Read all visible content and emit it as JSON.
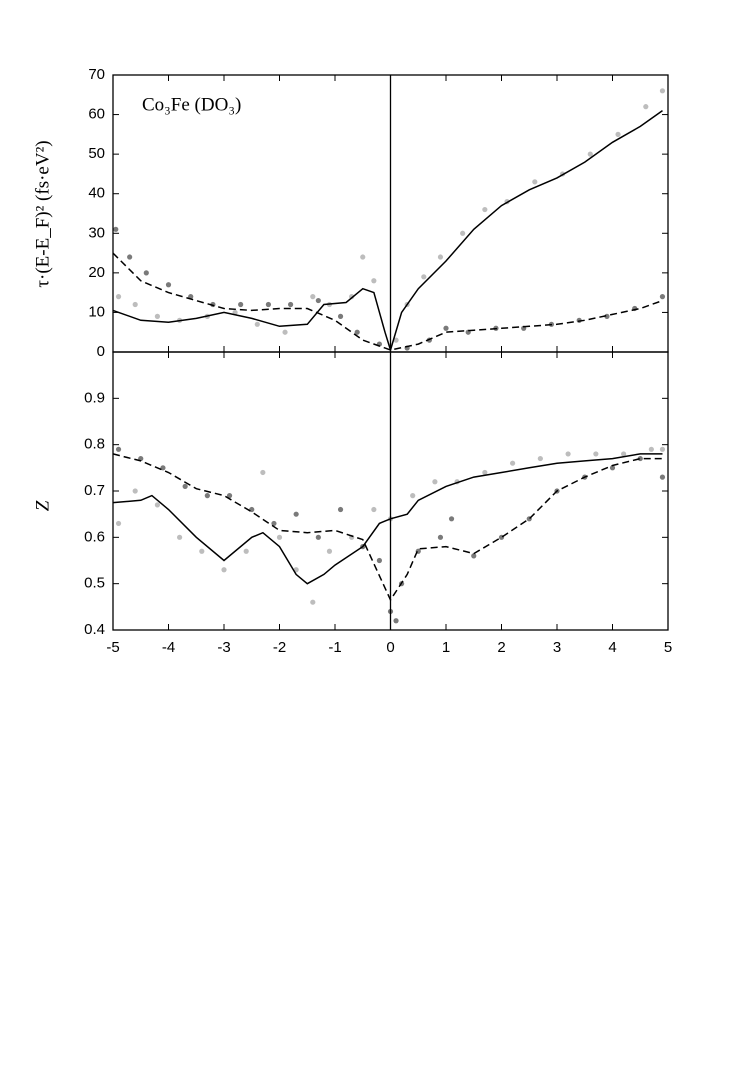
{
  "chart_data": [
    {
      "type": "line",
      "annotation": "Co₃Fe (DO₃)",
      "y_label": "τ·(E-E_F)² (fs·eV²)",
      "xlim": [
        -5,
        5
      ],
      "xticks": [
        -5,
        -4,
        -3,
        -2,
        -1,
        0,
        1,
        2,
        3,
        4,
        5
      ],
      "ylim": [
        0,
        70
      ],
      "yticks": [
        0,
        10,
        20,
        30,
        40,
        50,
        60,
        70
      ],
      "series": [
        {
          "style": "points",
          "color": "#bdbdbd",
          "x": [
            -4.9,
            -4.6,
            -4.2,
            -3.8,
            -3.3,
            -2.8,
            -2.4,
            -1.9,
            -1.4,
            -1.1,
            -0.7,
            -0.5,
            -0.3,
            0.1,
            0.3,
            0.6,
            0.9,
            1.3,
            1.7,
            2.1,
            2.6,
            3.1,
            3.6,
            4.1,
            4.6,
            4.9
          ],
          "values": [
            14,
            12,
            9,
            8,
            9,
            10,
            7,
            5,
            14,
            12,
            14,
            24,
            18,
            3,
            12,
            19,
            24,
            30,
            36,
            38,
            43,
            45,
            50,
            55,
            62,
            66
          ]
        },
        {
          "style": "points",
          "color": "#7a7a7a",
          "x": [
            -4.95,
            -4.7,
            -4.4,
            -4,
            -3.6,
            -3.2,
            -2.7,
            -2.2,
            -1.8,
            -1.3,
            -0.9,
            -0.6,
            -0.2,
            0.3,
            0.7,
            1,
            1.4,
            1.9,
            2.4,
            2.9,
            3.4,
            3.9,
            4.4,
            4.9
          ],
          "values": [
            31,
            24,
            20,
            17,
            14,
            12,
            12,
            12,
            12,
            13,
            9,
            5,
            2,
            1,
            3,
            6,
            5,
            6,
            6,
            7,
            8,
            9,
            11,
            14
          ]
        },
        {
          "style": "solid",
          "color": "#000000",
          "x": [
            -5,
            -4.5,
            -4,
            -3.5,
            -3,
            -2.5,
            -2,
            -1.5,
            -1.2,
            -0.8,
            -0.5,
            -0.3,
            -0.1,
            0,
            0.2,
            0.5,
            1,
            1.5,
            2,
            2.5,
            3,
            3.5,
            4,
            4.5,
            4.9
          ],
          "values": [
            10.5,
            8,
            7.5,
            8.5,
            10,
            8.5,
            6.5,
            7,
            12,
            12.5,
            16,
            15,
            5,
            0.5,
            10,
            16,
            23,
            31,
            37,
            41,
            44,
            48,
            53,
            57,
            61
          ]
        },
        {
          "style": "dashed",
          "color": "#000000",
          "x": [
            -5,
            -4.5,
            -4,
            -3.5,
            -3,
            -2.5,
            -2,
            -1.5,
            -1,
            -0.5,
            0,
            0.5,
            1,
            1.5,
            2,
            2.5,
            3,
            3.5,
            4,
            4.5,
            4.9
          ],
          "values": [
            25,
            18,
            15,
            13,
            11,
            10.5,
            11,
            11,
            8,
            3,
            0.5,
            2,
            5,
            5.5,
            6,
            6.5,
            7,
            8,
            9.5,
            11,
            13
          ]
        }
      ]
    },
    {
      "type": "line",
      "y_label": "Z",
      "xlim": [
        -5,
        5
      ],
      "xticks": [
        -5,
        -4,
        -3,
        -2,
        -1,
        0,
        1,
        2,
        3,
        4,
        5
      ],
      "ylim": [
        0.4,
        1.0
      ],
      "yticks": [
        0.4,
        0.5,
        0.6,
        0.7,
        0.8,
        0.9
      ],
      "series": [
        {
          "style": "points",
          "color": "#bdbdbd",
          "x": [
            -4.9,
            -4.6,
            -4.2,
            -3.8,
            -3.4,
            -3,
            -2.6,
            -2.3,
            -2,
            -1.7,
            -1.4,
            -1.1,
            -0.7,
            -0.3,
            0,
            0.4,
            0.8,
            1.2,
            1.7,
            2.2,
            2.7,
            3.2,
            3.7,
            4.2,
            4.7,
            4.9
          ],
          "values": [
            0.63,
            0.7,
            0.67,
            0.6,
            0.57,
            0.53,
            0.57,
            0.74,
            0.6,
            0.53,
            0.46,
            0.57,
            0.6,
            0.66,
            0.64,
            0.69,
            0.72,
            0.72,
            0.74,
            0.76,
            0.77,
            0.78,
            0.78,
            0.78,
            0.79,
            0.79
          ]
        },
        {
          "style": "points",
          "color": "#7a7a7a",
          "x": [
            -4.9,
            -4.5,
            -4.1,
            -3.7,
            -3.3,
            -2.9,
            -2.5,
            -2.1,
            -1.7,
            -1.3,
            -0.9,
            -0.5,
            -0.2,
            0,
            0.1,
            0.2,
            0.5,
            0.9,
            1.1,
            1.5,
            2,
            2.5,
            3,
            3.5,
            4,
            4.5,
            4.9
          ],
          "values": [
            0.79,
            0.77,
            0.75,
            0.71,
            0.69,
            0.69,
            0.66,
            0.63,
            0.65,
            0.6,
            0.66,
            0.58,
            0.55,
            0.44,
            0.42,
            0.5,
            0.57,
            0.6,
            0.64,
            0.56,
            0.6,
            0.64,
            0.7,
            0.73,
            0.75,
            0.77,
            0.73
          ]
        },
        {
          "style": "solid",
          "color": "#000000",
          "x": [
            -5,
            -4.5,
            -4.3,
            -4,
            -3.5,
            -3,
            -2.5,
            -2.3,
            -2,
            -1.7,
            -1.5,
            -1.2,
            -1,
            -0.5,
            -0.2,
            0,
            0.3,
            0.5,
            1,
            1.5,
            2,
            2.5,
            3,
            3.5,
            4,
            4.5,
            4.9
          ],
          "values": [
            0.675,
            0.68,
            0.69,
            0.66,
            0.6,
            0.55,
            0.6,
            0.61,
            0.58,
            0.52,
            0.5,
            0.52,
            0.54,
            0.58,
            0.63,
            0.64,
            0.65,
            0.68,
            0.71,
            0.73,
            0.74,
            0.75,
            0.76,
            0.765,
            0.77,
            0.78,
            0.78
          ]
        },
        {
          "style": "dashed",
          "color": "#000000",
          "x": [
            -5,
            -4.5,
            -4,
            -3.5,
            -3,
            -2.5,
            -2,
            -1.5,
            -1,
            -0.5,
            0,
            0.3,
            0.5,
            1,
            1.5,
            2,
            2.5,
            3,
            3.5,
            4,
            4.5,
            4.9
          ],
          "values": [
            0.78,
            0.765,
            0.74,
            0.705,
            0.69,
            0.655,
            0.615,
            0.61,
            0.615,
            0.595,
            0.465,
            0.52,
            0.575,
            0.58,
            0.565,
            0.6,
            0.64,
            0.7,
            0.73,
            0.755,
            0.77,
            0.77
          ]
        }
      ]
    }
  ]
}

▶ _WHAT YOU NEED TO DO_
Exclude the pictures and transcribe all of the entries exactly.

▶ _ANSWER TO THIS EXERCISE_
Read all visible content and emit it as JSON.
{
  "chart_data": [
    {
      "type": "line",
      "annotation": "Co₃Fe (DO₃)",
      "y_label": "τ·(E-E_F)² (fs·eV²)",
      "xlim": [
        -5,
        5
      ],
      "xticks": [
        -5,
        -4,
        -3,
        -2,
        -1,
        0,
        1,
        2,
        3,
        4,
        5
      ],
      "ylim": [
        0,
        70
      ],
      "yticks": [
        0,
        10,
        20,
        30,
        40,
        50,
        60,
        70
      ],
      "series": [
        {
          "style": "points",
          "color": "#bdbdbd",
          "x": [
            -4.9,
            -4.6,
            -4.2,
            -3.8,
            -3.3,
            -2.8,
            -2.4,
            -1.9,
            -1.4,
            -1.1,
            -0.7,
            -0.5,
            -0.3,
            0.1,
            0.3,
            0.6,
            0.9,
            1.3,
            1.7,
            2.1,
            2.6,
            3.1,
            3.6,
            4.1,
            4.6,
            4.9
          ],
          "values": [
            14,
            12,
            9,
            8,
            9,
            10,
            7,
            5,
            14,
            12,
            14,
            24,
            18,
            3,
            12,
            19,
            24,
            30,
            36,
            38,
            43,
            45,
            50,
            55,
            62,
            66
          ]
        },
        {
          "style": "points",
          "color": "#7a7a7a",
          "x": [
            -4.95,
            -4.7,
            -4.4,
            -4,
            -3.6,
            -3.2,
            -2.7,
            -2.2,
            -1.8,
            -1.3,
            -0.9,
            -0.6,
            -0.2,
            0.3,
            0.7,
            1,
            1.4,
            1.9,
            2.4,
            2.9,
            3.4,
            3.9,
            4.4,
            4.9
          ],
          "values": [
            31,
            24,
            20,
            17,
            14,
            12,
            12,
            12,
            12,
            13,
            9,
            5,
            2,
            1,
            3,
            6,
            5,
            6,
            6,
            7,
            8,
            9,
            11,
            14
          ]
        },
        {
          "style": "solid",
          "color": "#000000",
          "x": [
            -5,
            -4.5,
            -4,
            -3.5,
            -3,
            -2.5,
            -2,
            -1.5,
            -1.2,
            -0.8,
            -0.5,
            -0.3,
            -0.1,
            0,
            0.2,
            0.5,
            1,
            1.5,
            2,
            2.5,
            3,
            3.5,
            4,
            4.5,
            4.9
          ],
          "values": [
            10.5,
            8,
            7.5,
            8.5,
            10,
            8.5,
            6.5,
            7,
            12,
            12.5,
            16,
            15,
            5,
            0.5,
            10,
            16,
            23,
            31,
            37,
            41,
            44,
            48,
            53,
            57,
            61
          ]
        },
        {
          "style": "dashed",
          "color": "#000000",
          "x": [
            -5,
            -4.5,
            -4,
            -3.5,
            -3,
            -2.5,
            -2,
            -1.5,
            -1,
            -0.5,
            0,
            0.5,
            1,
            1.5,
            2,
            2.5,
            3,
            3.5,
            4,
            4.5,
            4.9
          ],
          "values": [
            25,
            18,
            15,
            13,
            11,
            10.5,
            11,
            11,
            8,
            3,
            0.5,
            2,
            5,
            5.5,
            6,
            6.5,
            7,
            8,
            9.5,
            11,
            13
          ]
        }
      ]
    },
    {
      "type": "line",
      "y_label": "Z",
      "xlim": [
        -5,
        5
      ],
      "xticks": [
        -5,
        -4,
        -3,
        -2,
        -1,
        0,
        1,
        2,
        3,
        4,
        5
      ],
      "ylim": [
        0.4,
        1.0
      ],
      "yticks": [
        0.4,
        0.5,
        0.6,
        0.7,
        0.8,
        0.9
      ],
      "series": [
        {
          "style": "points",
          "color": "#bdbdbd",
          "x": [
            -4.9,
            -4.6,
            -4.2,
            -3.8,
            -3.4,
            -3,
            -2.6,
            -2.3,
            -2,
            -1.7,
            -1.4,
            -1.1,
            -0.7,
            -0.3,
            0,
            0.4,
            0.8,
            1.2,
            1.7,
            2.2,
            2.7,
            3.2,
            3.7,
            4.2,
            4.7,
            4.9
          ],
          "values": [
            0.63,
            0.7,
            0.67,
            0.6,
            0.57,
            0.53,
            0.57,
            0.74,
            0.6,
            0.53,
            0.46,
            0.57,
            0.6,
            0.66,
            0.64,
            0.69,
            0.72,
            0.72,
            0.74,
            0.76,
            0.77,
            0.78,
            0.78,
            0.78,
            0.79,
            0.79
          ]
        },
        {
          "style": "points",
          "color": "#7a7a7a",
          "x": [
            -4.9,
            -4.5,
            -4.1,
            -3.7,
            -3.3,
            -2.9,
            -2.5,
            -2.1,
            -1.7,
            -1.3,
            -0.9,
            -0.5,
            -0.2,
            0,
            0.1,
            0.2,
            0.5,
            0.9,
            1.1,
            1.5,
            2,
            2.5,
            3,
            3.5,
            4,
            4.5,
            4.9
          ],
          "values": [
            0.79,
            0.77,
            0.75,
            0.71,
            0.69,
            0.69,
            0.66,
            0.63,
            0.65,
            0.6,
            0.66,
            0.58,
            0.55,
            0.44,
            0.42,
            0.5,
            0.57,
            0.6,
            0.64,
            0.56,
            0.6,
            0.64,
            0.7,
            0.73,
            0.75,
            0.77,
            0.73
          ]
        },
        {
          "style": "solid",
          "color": "#000000",
          "x": [
            -5,
            -4.5,
            -4.3,
            -4,
            -3.5,
            -3,
            -2.5,
            -2.3,
            -2,
            -1.7,
            -1.5,
            -1.2,
            -1,
            -0.5,
            -0.2,
            0,
            0.3,
            0.5,
            1,
            1.5,
            2,
            2.5,
            3,
            3.5,
            4,
            4.5,
            4.9
          ],
          "values": [
            0.675,
            0.68,
            0.69,
            0.66,
            0.6,
            0.55,
            0.6,
            0.61,
            0.58,
            0.52,
            0.5,
            0.52,
            0.54,
            0.58,
            0.63,
            0.64,
            0.65,
            0.68,
            0.71,
            0.73,
            0.74,
            0.75,
            0.76,
            0.765,
            0.77,
            0.78,
            0.78
          ]
        },
        {
          "style": "dashed",
          "color": "#000000",
          "x": [
            -5,
            -4.5,
            -4,
            -3.5,
            -3,
            -2.5,
            -2,
            -1.5,
            -1,
            -0.5,
            0,
            0.3,
            0.5,
            1,
            1.5,
            2,
            2.5,
            3,
            3.5,
            4,
            4.5,
            4.9
          ],
          "values": [
            0.78,
            0.765,
            0.74,
            0.705,
            0.69,
            0.655,
            0.615,
            0.61,
            0.615,
            0.595,
            0.465,
            0.52,
            0.575,
            0.58,
            0.565,
            0.6,
            0.64,
            0.7,
            0.73,
            0.755,
            0.77,
            0.77
          ]
        }
      ]
    }
  ]
}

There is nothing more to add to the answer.